### Stored items
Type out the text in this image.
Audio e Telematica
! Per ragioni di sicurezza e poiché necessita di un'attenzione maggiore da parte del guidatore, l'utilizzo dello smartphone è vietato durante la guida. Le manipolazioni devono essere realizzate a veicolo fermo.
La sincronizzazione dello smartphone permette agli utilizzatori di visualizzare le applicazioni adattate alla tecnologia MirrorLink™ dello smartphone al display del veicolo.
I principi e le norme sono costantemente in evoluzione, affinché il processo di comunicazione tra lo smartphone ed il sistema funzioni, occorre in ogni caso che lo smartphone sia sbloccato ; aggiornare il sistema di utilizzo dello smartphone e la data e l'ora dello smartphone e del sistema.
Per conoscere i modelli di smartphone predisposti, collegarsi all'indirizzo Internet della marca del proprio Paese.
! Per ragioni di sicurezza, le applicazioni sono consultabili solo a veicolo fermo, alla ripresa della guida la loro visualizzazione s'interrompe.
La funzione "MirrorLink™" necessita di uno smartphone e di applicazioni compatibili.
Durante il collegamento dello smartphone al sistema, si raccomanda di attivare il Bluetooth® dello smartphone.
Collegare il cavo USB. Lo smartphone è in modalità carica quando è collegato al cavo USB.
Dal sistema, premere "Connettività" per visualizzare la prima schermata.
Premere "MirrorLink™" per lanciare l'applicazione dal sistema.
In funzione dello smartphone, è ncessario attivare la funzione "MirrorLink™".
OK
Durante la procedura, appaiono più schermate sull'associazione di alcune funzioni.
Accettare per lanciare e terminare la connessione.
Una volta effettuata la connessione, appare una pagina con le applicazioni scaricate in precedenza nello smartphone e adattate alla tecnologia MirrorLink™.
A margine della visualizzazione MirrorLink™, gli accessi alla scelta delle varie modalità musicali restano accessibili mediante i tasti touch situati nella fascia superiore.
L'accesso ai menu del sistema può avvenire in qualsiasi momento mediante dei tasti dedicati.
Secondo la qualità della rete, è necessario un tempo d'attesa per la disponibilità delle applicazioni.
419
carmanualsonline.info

### Written request
List every line from the entries above in which "visualizzare" appears.

### Final result
La sincronizzazione dello smartphone permette agli utilizzatori di visualizzare le applicazioni adattate alla tecnologia MirrorLink™ dello smartphone al display del veicolo.
Dal sistema, premere "Connettività" per visualizzare la prima schermata.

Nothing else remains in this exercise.